Excerpt from a dataset:

————

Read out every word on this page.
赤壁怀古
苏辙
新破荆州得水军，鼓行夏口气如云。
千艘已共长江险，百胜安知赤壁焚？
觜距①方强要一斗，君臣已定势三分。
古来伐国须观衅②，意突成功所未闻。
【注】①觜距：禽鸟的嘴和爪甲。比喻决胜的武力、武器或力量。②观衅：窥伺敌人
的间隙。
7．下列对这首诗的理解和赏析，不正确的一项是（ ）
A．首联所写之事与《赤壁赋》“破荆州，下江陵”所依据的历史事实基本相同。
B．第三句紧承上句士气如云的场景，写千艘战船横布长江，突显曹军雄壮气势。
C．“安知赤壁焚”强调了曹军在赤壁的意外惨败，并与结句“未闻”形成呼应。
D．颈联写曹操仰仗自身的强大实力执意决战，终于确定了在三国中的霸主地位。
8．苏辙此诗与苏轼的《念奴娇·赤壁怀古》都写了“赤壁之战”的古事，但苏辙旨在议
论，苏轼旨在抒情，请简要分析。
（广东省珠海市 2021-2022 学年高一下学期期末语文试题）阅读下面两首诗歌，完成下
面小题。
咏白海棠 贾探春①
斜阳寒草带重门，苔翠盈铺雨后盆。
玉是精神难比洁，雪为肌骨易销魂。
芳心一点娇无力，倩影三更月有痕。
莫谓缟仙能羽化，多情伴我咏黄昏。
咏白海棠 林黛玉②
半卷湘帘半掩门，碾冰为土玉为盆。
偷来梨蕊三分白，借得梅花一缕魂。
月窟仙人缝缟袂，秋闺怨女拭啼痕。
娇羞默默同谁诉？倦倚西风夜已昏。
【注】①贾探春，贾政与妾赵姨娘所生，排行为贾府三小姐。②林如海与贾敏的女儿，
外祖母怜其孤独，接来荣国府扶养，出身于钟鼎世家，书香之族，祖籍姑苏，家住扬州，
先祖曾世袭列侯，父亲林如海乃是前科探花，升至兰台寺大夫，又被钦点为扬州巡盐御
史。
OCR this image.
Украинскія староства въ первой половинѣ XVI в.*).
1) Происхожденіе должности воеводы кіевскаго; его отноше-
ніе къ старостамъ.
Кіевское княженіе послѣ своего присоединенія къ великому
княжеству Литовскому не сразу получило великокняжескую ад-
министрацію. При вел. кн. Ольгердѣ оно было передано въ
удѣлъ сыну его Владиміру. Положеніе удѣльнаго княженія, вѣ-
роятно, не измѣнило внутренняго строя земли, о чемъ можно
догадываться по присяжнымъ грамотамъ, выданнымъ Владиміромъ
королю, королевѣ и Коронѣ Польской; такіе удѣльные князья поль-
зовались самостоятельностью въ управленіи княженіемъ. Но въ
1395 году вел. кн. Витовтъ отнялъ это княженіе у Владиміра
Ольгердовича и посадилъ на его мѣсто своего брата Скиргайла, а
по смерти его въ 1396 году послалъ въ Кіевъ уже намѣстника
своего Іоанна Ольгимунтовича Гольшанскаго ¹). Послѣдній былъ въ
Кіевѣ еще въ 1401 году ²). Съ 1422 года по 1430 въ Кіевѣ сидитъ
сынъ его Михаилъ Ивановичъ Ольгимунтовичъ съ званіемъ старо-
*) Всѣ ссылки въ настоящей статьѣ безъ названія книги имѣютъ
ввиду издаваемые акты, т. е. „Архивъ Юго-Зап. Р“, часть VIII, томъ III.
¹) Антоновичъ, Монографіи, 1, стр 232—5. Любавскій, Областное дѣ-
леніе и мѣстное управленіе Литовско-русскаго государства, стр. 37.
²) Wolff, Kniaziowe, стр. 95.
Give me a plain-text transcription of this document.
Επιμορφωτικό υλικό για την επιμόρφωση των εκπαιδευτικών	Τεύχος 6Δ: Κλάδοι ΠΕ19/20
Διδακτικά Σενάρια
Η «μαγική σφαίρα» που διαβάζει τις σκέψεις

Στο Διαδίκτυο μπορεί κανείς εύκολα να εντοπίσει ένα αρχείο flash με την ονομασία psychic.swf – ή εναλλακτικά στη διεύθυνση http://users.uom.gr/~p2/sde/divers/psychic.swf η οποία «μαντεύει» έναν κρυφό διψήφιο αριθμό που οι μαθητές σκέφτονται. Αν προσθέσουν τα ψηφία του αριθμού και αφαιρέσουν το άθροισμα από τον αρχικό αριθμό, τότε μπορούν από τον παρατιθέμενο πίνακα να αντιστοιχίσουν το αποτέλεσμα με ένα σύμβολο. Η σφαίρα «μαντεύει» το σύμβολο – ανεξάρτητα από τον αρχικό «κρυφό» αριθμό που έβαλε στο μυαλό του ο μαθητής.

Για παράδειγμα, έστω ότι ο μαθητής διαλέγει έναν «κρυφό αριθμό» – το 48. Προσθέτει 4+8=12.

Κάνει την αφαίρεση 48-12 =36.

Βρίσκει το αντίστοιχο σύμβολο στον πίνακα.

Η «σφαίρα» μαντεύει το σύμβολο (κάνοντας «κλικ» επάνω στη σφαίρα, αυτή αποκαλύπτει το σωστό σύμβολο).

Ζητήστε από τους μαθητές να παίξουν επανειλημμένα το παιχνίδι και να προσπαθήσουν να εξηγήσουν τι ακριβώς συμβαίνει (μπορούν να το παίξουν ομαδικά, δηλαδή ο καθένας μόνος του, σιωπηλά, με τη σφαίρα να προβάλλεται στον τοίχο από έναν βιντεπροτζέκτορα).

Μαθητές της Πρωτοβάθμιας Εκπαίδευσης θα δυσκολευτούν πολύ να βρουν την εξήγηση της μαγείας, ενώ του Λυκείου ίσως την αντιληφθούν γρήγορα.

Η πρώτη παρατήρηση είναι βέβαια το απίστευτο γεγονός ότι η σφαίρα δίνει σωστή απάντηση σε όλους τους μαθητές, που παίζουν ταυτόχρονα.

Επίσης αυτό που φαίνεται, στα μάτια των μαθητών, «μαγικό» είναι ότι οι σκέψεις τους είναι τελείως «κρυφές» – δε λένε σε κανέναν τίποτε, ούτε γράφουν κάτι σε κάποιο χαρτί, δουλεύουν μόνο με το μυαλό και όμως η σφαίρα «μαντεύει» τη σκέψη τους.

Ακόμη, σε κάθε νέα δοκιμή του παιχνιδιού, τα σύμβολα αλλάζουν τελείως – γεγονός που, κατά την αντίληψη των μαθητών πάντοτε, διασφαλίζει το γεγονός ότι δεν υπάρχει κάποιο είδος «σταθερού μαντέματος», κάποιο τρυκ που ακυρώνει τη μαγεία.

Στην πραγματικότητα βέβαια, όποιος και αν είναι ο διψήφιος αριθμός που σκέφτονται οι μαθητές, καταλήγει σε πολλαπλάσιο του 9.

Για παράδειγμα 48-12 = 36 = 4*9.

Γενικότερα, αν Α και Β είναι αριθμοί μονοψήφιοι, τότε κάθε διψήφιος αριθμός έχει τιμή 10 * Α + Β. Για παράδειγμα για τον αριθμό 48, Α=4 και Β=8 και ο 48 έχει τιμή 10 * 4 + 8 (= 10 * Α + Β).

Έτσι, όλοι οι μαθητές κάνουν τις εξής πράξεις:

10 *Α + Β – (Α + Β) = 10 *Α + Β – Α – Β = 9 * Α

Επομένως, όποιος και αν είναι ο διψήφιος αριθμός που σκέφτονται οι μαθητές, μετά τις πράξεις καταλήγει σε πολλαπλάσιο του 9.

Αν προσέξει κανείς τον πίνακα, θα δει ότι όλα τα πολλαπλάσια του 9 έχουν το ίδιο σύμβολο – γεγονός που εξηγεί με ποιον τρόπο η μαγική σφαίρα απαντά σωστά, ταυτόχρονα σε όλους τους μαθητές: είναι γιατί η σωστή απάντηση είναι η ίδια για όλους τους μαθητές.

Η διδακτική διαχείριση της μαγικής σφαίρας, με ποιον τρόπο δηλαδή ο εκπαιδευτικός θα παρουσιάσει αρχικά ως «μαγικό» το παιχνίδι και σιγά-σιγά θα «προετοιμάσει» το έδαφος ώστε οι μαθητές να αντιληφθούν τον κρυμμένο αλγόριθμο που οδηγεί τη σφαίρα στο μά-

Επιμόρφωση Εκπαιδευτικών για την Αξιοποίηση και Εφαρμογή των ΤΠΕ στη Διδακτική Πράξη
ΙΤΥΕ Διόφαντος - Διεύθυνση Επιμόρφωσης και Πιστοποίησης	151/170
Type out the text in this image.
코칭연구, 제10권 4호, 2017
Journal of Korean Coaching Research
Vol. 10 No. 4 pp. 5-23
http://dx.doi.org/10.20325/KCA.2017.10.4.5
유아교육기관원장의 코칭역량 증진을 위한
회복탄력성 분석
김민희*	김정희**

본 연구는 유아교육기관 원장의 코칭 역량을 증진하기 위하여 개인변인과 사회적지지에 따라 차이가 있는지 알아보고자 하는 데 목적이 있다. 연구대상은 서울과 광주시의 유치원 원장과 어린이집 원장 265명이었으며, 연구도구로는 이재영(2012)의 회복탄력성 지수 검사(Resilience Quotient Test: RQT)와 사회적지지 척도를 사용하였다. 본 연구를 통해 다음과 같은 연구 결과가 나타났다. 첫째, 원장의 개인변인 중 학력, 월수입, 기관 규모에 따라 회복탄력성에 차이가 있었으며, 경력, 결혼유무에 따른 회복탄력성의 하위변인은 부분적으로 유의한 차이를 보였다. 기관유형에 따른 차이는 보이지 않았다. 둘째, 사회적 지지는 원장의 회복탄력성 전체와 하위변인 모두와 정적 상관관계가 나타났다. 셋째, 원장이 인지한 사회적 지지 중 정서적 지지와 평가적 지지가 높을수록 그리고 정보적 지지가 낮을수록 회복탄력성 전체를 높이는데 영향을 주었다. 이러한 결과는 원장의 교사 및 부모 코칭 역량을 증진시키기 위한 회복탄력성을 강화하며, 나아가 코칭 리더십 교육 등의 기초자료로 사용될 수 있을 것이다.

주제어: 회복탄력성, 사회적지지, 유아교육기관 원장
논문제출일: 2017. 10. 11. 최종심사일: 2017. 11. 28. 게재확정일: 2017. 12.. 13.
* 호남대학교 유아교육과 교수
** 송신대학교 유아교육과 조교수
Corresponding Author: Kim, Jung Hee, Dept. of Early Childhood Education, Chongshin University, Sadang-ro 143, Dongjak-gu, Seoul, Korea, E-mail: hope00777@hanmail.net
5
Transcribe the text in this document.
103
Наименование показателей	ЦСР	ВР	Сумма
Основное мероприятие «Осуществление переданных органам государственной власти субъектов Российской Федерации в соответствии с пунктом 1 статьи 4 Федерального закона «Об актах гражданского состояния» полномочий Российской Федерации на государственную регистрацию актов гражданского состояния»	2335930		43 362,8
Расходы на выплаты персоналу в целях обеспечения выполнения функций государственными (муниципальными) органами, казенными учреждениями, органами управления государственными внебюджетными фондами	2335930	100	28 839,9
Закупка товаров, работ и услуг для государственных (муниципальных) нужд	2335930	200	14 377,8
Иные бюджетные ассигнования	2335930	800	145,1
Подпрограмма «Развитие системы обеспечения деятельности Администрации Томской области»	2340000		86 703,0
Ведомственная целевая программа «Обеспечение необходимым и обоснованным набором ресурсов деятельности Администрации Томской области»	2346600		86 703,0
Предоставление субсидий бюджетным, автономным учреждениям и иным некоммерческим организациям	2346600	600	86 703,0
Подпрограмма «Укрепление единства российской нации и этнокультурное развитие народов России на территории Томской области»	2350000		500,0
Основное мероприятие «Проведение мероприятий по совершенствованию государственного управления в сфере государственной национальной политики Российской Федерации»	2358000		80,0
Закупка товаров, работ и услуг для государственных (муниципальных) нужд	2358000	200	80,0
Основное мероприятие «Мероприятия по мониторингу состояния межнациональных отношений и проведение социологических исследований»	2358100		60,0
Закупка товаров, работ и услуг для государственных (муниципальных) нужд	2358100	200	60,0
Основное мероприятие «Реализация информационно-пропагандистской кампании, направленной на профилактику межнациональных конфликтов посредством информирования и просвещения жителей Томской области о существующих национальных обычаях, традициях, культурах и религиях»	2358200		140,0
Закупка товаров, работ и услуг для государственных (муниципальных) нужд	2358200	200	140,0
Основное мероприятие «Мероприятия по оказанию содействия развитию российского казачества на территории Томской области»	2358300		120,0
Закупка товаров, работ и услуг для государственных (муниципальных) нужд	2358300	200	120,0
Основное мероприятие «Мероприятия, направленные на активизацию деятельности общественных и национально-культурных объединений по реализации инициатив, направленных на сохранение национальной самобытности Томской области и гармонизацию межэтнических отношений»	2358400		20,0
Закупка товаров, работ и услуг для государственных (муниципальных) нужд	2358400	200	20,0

————

Select every line in the material above where the string "αντιληφθούν" occurs, and copy it.

COMPLETED TASK -
Μαθητές της Πρωτοβάθμιας Εκπαίδευσης θα δυσκολευτούν πολύ να βρουν την εξήγηση της μαγείας, ενώ του Λυκείου ίσως την αντιληφθούν γρήγορα.
Η διδακτική διαχείριση της μαγικής σφαίρας, με ποιον τρόπο δηλαδή ο εκπαιδευτικός θα παρουσιάσει αρχικά ως «μαγικό» το παιχνίδι και σιγά-σιγά θα «προετοιμάσει» το έδαφος ώστε οι μαθητές να αντιληφθούν τον κρυμμένο αλγόριθμο που οδηγεί τη σφαίρα στο μά-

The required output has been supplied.